-- Begin --

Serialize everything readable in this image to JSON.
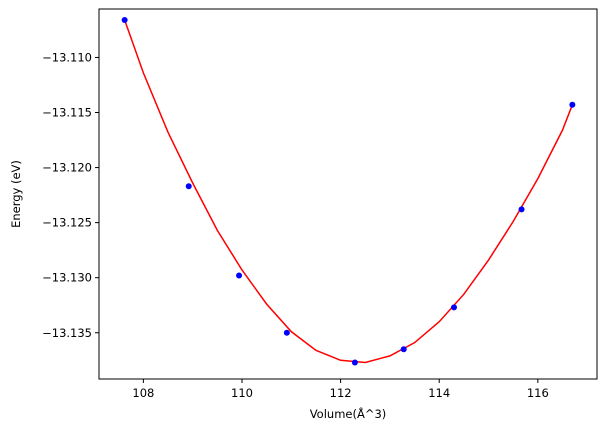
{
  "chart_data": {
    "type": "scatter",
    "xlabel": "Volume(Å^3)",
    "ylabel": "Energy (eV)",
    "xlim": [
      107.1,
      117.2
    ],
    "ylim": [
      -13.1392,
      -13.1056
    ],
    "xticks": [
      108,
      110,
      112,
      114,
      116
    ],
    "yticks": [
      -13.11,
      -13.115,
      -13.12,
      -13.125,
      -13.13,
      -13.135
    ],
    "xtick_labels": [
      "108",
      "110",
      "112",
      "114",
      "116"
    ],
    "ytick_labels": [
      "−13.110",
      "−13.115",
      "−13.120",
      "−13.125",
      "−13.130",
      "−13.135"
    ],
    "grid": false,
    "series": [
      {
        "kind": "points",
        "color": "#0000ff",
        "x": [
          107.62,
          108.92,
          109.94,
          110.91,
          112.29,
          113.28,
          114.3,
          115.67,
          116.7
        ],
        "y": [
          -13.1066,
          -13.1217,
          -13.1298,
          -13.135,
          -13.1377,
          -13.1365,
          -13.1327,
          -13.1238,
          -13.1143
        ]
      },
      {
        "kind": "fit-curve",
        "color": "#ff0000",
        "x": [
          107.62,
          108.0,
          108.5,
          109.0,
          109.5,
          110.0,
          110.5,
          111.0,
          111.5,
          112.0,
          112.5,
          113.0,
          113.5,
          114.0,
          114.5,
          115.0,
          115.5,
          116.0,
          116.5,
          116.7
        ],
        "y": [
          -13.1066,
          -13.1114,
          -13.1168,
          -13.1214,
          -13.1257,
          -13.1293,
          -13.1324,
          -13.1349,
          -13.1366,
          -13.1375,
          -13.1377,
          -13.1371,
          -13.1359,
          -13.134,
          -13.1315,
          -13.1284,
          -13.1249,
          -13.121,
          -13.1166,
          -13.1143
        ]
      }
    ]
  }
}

-- End --
-- Begin --

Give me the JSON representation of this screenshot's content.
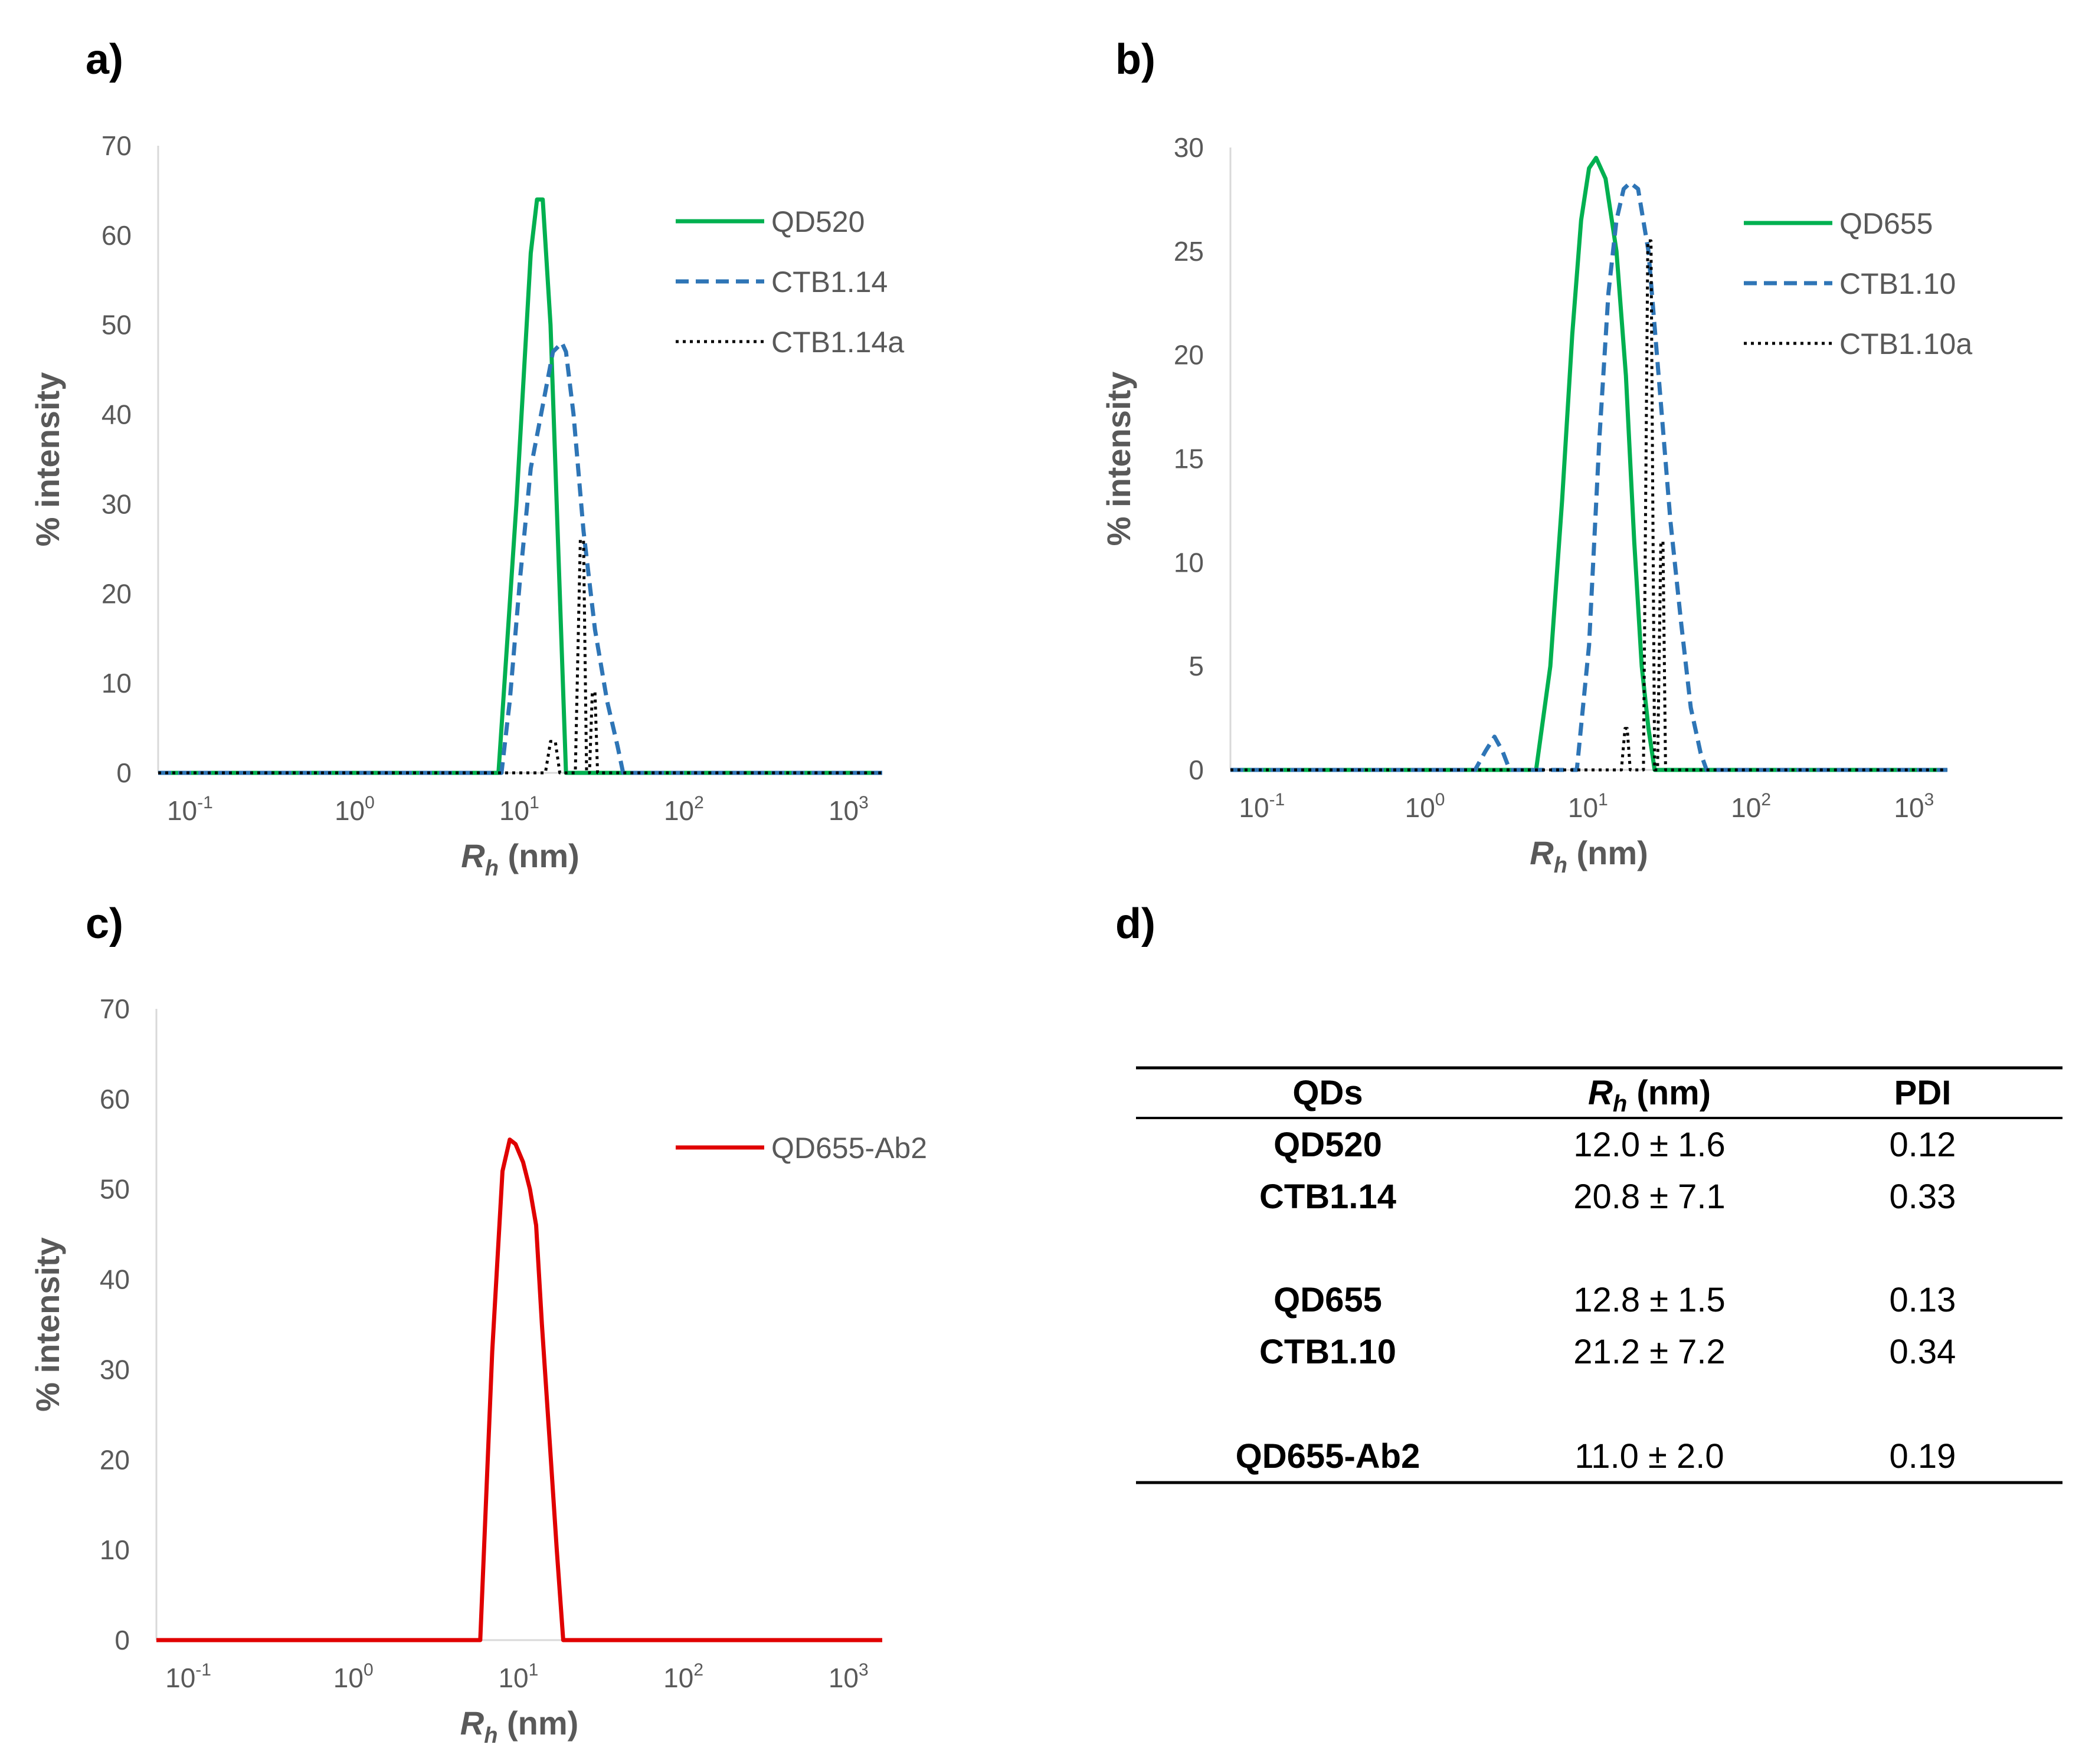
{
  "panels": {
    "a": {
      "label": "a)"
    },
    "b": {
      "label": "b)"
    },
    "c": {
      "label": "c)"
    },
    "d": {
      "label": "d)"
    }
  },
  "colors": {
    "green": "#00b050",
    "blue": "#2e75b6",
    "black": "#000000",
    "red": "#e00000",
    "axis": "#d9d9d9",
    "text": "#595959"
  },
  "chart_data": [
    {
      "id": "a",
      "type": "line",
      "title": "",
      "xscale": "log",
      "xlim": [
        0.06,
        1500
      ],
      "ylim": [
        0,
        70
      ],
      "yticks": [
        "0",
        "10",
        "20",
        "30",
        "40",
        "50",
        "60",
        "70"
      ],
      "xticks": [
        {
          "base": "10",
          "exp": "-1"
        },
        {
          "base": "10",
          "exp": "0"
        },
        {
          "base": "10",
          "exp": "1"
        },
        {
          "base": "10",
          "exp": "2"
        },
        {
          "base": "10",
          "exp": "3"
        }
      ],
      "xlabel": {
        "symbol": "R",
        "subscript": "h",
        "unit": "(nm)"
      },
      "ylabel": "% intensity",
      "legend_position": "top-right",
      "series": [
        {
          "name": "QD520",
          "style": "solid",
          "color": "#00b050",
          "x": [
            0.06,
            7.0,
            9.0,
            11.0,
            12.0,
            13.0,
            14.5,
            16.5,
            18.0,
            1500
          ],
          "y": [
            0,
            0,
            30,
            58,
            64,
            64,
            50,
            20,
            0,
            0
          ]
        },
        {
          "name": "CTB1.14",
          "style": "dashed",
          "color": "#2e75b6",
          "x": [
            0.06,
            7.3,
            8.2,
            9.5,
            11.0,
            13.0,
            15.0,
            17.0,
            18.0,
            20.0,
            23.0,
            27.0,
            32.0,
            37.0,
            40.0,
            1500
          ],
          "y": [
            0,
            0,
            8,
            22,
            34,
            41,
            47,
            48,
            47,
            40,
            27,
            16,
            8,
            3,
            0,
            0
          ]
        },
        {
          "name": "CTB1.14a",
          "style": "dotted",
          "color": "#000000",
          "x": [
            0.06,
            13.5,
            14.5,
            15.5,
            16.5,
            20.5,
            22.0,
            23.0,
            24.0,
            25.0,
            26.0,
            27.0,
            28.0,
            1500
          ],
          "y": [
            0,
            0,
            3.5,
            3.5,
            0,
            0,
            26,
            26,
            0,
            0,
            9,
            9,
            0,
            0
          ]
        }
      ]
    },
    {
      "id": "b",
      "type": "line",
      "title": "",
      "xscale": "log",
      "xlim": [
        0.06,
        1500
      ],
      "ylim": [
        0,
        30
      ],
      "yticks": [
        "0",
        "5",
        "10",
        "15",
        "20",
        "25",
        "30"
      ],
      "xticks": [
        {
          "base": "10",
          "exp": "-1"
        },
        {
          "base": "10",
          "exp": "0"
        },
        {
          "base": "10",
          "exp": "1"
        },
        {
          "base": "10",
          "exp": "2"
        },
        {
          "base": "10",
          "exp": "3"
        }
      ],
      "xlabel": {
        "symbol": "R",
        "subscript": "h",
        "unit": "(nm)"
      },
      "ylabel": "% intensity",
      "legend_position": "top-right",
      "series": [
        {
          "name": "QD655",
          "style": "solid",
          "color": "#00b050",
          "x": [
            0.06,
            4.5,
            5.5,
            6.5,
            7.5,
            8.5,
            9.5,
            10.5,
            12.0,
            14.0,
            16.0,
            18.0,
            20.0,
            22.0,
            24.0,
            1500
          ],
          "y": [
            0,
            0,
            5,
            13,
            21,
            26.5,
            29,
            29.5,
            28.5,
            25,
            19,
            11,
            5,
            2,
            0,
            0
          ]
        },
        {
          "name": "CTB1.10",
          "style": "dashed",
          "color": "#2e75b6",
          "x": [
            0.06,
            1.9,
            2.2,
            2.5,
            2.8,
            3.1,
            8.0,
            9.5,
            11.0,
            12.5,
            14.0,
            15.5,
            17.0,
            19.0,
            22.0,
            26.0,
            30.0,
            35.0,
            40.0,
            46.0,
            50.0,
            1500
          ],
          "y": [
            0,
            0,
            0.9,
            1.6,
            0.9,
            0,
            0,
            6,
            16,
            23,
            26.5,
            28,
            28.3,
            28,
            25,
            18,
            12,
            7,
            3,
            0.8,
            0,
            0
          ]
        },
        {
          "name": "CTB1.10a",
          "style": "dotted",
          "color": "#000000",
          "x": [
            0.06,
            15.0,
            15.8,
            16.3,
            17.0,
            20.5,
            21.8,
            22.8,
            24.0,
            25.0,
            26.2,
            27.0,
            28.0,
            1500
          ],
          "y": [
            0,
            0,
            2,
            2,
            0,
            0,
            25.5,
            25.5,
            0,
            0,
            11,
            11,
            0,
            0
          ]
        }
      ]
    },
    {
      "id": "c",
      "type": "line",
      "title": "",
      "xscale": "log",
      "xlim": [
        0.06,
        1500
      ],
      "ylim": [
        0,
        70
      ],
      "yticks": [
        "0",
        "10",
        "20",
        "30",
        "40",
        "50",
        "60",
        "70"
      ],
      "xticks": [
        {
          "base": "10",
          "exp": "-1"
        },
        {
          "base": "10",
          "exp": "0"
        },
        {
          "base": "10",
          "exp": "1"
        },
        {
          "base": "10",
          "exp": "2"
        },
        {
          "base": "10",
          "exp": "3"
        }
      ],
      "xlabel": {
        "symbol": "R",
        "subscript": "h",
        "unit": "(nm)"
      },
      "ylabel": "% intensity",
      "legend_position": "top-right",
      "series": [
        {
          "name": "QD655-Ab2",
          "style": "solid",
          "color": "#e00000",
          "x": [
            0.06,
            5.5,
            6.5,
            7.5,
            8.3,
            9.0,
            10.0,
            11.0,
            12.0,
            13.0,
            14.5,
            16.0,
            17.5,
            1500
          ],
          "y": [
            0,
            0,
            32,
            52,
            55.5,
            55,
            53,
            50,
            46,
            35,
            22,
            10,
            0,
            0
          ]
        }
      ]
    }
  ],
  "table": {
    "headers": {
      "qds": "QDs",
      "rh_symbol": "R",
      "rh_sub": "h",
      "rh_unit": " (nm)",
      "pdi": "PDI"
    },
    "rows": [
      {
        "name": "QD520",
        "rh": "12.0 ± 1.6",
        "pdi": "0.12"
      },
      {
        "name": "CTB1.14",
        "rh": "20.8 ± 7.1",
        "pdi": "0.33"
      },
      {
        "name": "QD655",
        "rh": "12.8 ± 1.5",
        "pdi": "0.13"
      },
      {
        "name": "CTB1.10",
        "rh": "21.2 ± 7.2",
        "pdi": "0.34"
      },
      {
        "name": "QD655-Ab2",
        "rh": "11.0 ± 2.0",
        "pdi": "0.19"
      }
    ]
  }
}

-- End --

Objective
Count up every line above that has the word "JSON" in it; answer with the number alone.

Exercise output
2